* Written exercise:
Write out the material exactly, leaving every picture behind.

* Provided material:

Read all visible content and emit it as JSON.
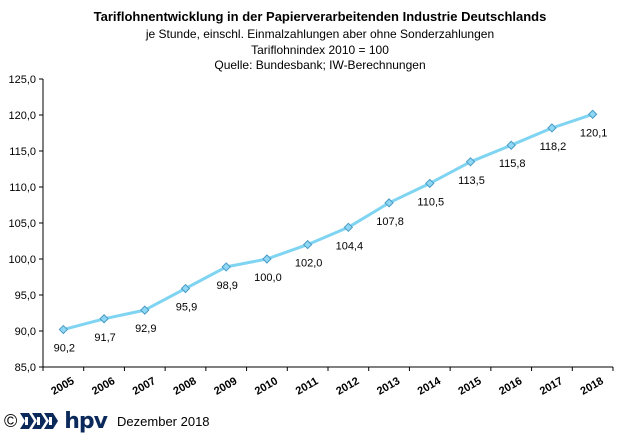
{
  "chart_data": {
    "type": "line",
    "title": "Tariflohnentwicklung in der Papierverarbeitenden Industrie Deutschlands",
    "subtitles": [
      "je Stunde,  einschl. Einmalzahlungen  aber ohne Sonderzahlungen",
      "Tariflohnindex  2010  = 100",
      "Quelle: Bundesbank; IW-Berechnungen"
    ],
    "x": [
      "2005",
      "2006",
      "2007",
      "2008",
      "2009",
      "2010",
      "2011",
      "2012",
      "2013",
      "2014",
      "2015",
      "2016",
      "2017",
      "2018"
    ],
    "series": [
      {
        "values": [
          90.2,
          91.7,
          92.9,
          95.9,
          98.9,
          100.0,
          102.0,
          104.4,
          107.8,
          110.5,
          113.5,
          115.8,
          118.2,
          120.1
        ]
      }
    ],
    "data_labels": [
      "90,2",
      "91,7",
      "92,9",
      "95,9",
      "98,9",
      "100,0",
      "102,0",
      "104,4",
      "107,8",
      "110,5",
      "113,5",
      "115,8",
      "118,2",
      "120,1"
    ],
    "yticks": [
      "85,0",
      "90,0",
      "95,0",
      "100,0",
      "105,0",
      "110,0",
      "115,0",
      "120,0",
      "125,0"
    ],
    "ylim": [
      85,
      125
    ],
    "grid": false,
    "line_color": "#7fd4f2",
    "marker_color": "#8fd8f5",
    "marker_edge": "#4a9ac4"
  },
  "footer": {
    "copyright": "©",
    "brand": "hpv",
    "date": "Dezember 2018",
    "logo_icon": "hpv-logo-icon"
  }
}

* Written solution:
Read all visible content and emit it as JSON.
{
  "chart_data": {
    "type": "line",
    "title": "Tariflohnentwicklung in der Papierverarbeitenden Industrie Deutschlands",
    "subtitles": [
      "je Stunde,  einschl. Einmalzahlungen  aber ohne Sonderzahlungen",
      "Tariflohnindex  2010  = 100",
      "Quelle: Bundesbank; IW-Berechnungen"
    ],
    "x": [
      "2005",
      "2006",
      "2007",
      "2008",
      "2009",
      "2010",
      "2011",
      "2012",
      "2013",
      "2014",
      "2015",
      "2016",
      "2017",
      "2018"
    ],
    "series": [
      {
        "values": [
          90.2,
          91.7,
          92.9,
          95.9,
          98.9,
          100.0,
          102.0,
          104.4,
          107.8,
          110.5,
          113.5,
          115.8,
          118.2,
          120.1
        ]
      }
    ],
    "data_labels": [
      "90,2",
      "91,7",
      "92,9",
      "95,9",
      "98,9",
      "100,0",
      "102,0",
      "104,4",
      "107,8",
      "110,5",
      "113,5",
      "115,8",
      "118,2",
      "120,1"
    ],
    "yticks": [
      "85,0",
      "90,0",
      "95,0",
      "100,0",
      "105,0",
      "110,0",
      "115,0",
      "120,0",
      "125,0"
    ],
    "ylim": [
      85,
      125
    ],
    "grid": false,
    "line_color": "#7fd4f2",
    "marker_color": "#8fd8f5",
    "marker_edge": "#4a9ac4"
  },
  "footer": {
    "copyright": "©",
    "brand": "hpv",
    "date": "Dezember 2018",
    "logo_icon": "hpv-logo-icon"
  }
}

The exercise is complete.